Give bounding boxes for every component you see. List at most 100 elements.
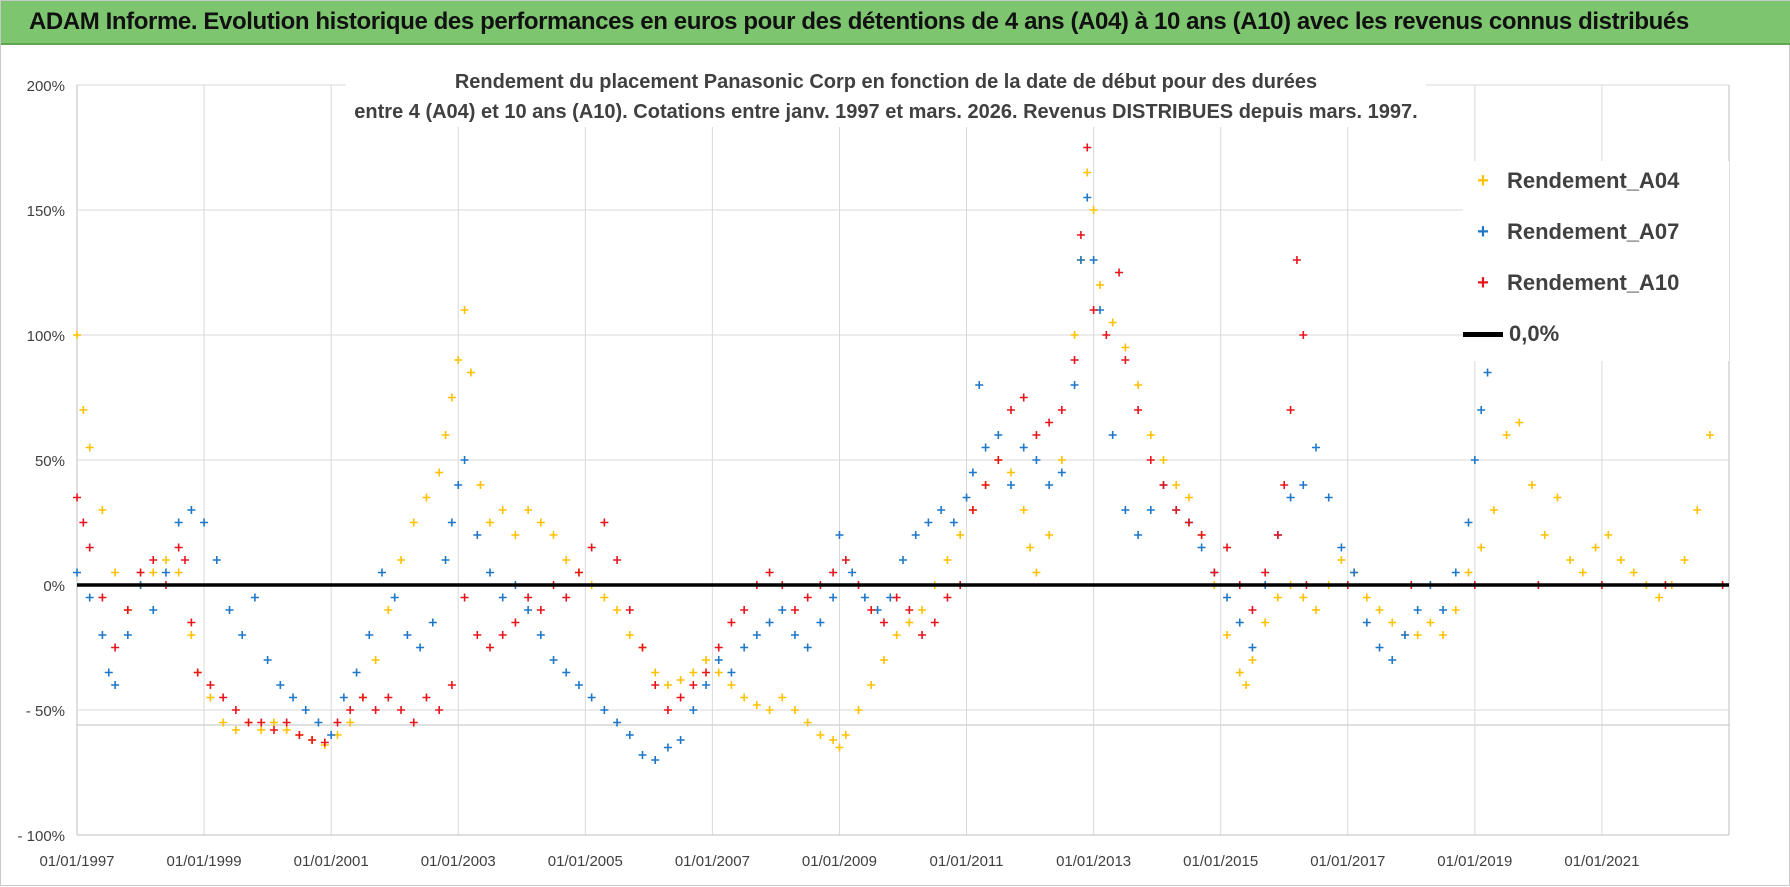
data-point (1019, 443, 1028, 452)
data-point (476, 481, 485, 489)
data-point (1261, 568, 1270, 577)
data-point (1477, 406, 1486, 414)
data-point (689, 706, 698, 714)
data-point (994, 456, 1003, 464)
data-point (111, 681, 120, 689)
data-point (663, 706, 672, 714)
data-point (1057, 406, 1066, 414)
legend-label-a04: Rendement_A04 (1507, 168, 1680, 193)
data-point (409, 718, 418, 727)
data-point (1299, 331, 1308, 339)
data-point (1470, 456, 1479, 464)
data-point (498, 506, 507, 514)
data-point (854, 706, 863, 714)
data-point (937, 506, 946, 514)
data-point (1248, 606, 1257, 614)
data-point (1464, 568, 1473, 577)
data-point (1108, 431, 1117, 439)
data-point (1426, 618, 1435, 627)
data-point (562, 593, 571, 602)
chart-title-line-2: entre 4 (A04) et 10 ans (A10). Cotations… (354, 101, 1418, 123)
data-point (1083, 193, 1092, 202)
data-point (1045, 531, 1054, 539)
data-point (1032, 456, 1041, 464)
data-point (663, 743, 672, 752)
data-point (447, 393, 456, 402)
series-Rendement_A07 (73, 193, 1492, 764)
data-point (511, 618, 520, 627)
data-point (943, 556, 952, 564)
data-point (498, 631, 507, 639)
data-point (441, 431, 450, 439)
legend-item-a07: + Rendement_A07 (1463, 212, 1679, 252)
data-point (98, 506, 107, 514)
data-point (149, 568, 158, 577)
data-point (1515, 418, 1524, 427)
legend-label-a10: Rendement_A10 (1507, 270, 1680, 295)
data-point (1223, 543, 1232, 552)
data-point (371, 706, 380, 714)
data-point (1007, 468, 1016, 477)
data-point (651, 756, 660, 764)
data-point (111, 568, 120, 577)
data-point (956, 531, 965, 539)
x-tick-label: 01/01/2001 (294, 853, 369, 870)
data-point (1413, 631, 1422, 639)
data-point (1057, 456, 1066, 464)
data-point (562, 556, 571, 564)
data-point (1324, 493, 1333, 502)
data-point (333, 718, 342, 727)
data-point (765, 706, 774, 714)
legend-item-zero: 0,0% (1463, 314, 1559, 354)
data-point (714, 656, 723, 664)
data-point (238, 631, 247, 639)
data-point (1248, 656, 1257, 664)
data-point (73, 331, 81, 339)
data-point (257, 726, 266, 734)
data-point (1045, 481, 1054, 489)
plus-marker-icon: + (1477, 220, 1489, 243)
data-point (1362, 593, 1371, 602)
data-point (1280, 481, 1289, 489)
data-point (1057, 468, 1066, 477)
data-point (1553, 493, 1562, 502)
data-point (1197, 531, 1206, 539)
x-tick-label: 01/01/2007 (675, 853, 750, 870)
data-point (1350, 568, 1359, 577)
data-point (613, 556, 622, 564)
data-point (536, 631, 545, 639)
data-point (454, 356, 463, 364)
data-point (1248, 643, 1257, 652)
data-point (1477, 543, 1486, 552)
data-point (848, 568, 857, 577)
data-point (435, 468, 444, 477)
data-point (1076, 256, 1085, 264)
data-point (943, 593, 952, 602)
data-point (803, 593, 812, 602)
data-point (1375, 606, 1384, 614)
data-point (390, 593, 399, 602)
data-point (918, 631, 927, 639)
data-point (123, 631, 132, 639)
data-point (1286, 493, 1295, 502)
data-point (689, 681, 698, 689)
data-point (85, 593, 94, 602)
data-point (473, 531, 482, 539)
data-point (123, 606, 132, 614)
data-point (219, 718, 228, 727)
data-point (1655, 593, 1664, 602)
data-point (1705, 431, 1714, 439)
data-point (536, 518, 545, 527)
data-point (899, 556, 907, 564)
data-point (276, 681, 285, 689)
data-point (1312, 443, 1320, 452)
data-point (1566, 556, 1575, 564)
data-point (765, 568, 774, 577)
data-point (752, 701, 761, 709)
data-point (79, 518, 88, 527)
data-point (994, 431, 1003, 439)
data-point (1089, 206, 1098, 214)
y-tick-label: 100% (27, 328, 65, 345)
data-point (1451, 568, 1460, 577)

***

:: INSTRUCTIONS FOR THE TASK ::
Rewrite the entries above, changing every "data-point" to "point-marker" and keeping everything else unchanged. Leave the pictures out.

:: ANSWER FOR THE TASK ::
Give bounding boxes for every component you see. List at most 100 elements.
point-marker (1019, 443, 1028, 452)
point-marker (476, 481, 485, 489)
point-marker (1261, 568, 1270, 577)
point-marker (1477, 406, 1486, 414)
point-marker (689, 706, 698, 714)
point-marker (994, 456, 1003, 464)
point-marker (111, 681, 120, 689)
point-marker (663, 706, 672, 714)
point-marker (1057, 406, 1066, 414)
legend-label-a04: Rendement_A04 (1507, 168, 1680, 193)
point-marker (409, 718, 418, 727)
point-marker (1299, 331, 1308, 339)
point-marker (1470, 456, 1479, 464)
point-marker (498, 506, 507, 514)
point-marker (854, 706, 863, 714)
point-marker (937, 506, 946, 514)
point-marker (1248, 606, 1257, 614)
point-marker (1464, 568, 1473, 577)
point-marker (1108, 431, 1117, 439)
point-marker (1426, 618, 1435, 627)
point-marker (562, 593, 571, 602)
chart-title-line-2: entre 4 (A04) et 10 ans (A10). Cotations… (354, 101, 1418, 123)
point-marker (1083, 193, 1092, 202)
point-marker (1045, 531, 1054, 539)
point-marker (1032, 456, 1041, 464)
point-marker (663, 743, 672, 752)
point-marker (447, 393, 456, 402)
series-Rendement_A07 (73, 193, 1492, 764)
point-marker (511, 618, 520, 627)
point-marker (943, 556, 952, 564)
point-marker (498, 631, 507, 639)
point-marker (441, 431, 450, 439)
legend-item-a07: + Rendement_A07 (1463, 212, 1679, 252)
point-marker (98, 506, 107, 514)
point-marker (149, 568, 158, 577)
point-marker (1515, 418, 1524, 427)
legend-label-a10: Rendement_A10 (1507, 270, 1680, 295)
point-marker (1223, 543, 1232, 552)
point-marker (371, 706, 380, 714)
point-marker (1007, 468, 1016, 477)
point-marker (651, 756, 660, 764)
point-marker (111, 568, 120, 577)
point-marker (956, 531, 965, 539)
x-tick-label: 01/01/2001 (294, 853, 369, 870)
point-marker (1413, 631, 1422, 639)
point-marker (1057, 456, 1066, 464)
point-marker (562, 556, 571, 564)
point-marker (1324, 493, 1333, 502)
point-marker (333, 718, 342, 727)
point-marker (765, 706, 774, 714)
legend-item-zero: 0,0% (1463, 314, 1559, 354)
point-marker (714, 656, 723, 664)
point-marker (238, 631, 247, 639)
point-marker (1248, 656, 1257, 664)
point-marker (73, 331, 81, 339)
point-marker (257, 726, 266, 734)
point-marker (1045, 481, 1054, 489)
plus-marker-icon: + (1477, 220, 1489, 243)
point-marker (1362, 593, 1371, 602)
point-marker (1280, 481, 1289, 489)
point-marker (1057, 468, 1066, 477)
point-marker (1553, 493, 1562, 502)
point-marker (1197, 531, 1206, 539)
x-tick-label: 01/01/2007 (675, 853, 750, 870)
point-marker (1350, 568, 1359, 577)
point-marker (613, 556, 622, 564)
point-marker (536, 631, 545, 639)
point-marker (454, 356, 463, 364)
point-marker (1248, 643, 1257, 652)
point-marker (1477, 543, 1486, 552)
point-marker (848, 568, 857, 577)
point-marker (435, 468, 444, 477)
point-marker (1076, 256, 1085, 264)
point-marker (943, 593, 952, 602)
point-marker (803, 593, 812, 602)
point-marker (1375, 606, 1384, 614)
point-marker (390, 593, 399, 602)
point-marker (918, 631, 927, 639)
point-marker (123, 631, 132, 639)
point-marker (1286, 493, 1295, 502)
point-marker (689, 681, 698, 689)
point-marker (85, 593, 94, 602)
point-marker (473, 531, 482, 539)
point-marker (123, 606, 132, 614)
point-marker (219, 718, 228, 727)
point-marker (1655, 593, 1664, 602)
point-marker (1705, 431, 1714, 439)
point-marker (536, 518, 545, 527)
point-marker (899, 556, 907, 564)
point-marker (276, 681, 285, 689)
point-marker (1312, 443, 1320, 452)
point-marker (1566, 556, 1575, 564)
point-marker (765, 568, 774, 577)
point-marker (752, 701, 761, 709)
point-marker (79, 518, 88, 527)
point-marker (994, 431, 1003, 439)
point-marker (1089, 206, 1098, 214)
y-tick-label: 100% (27, 328, 65, 345)
point-marker (1451, 568, 1460, 577)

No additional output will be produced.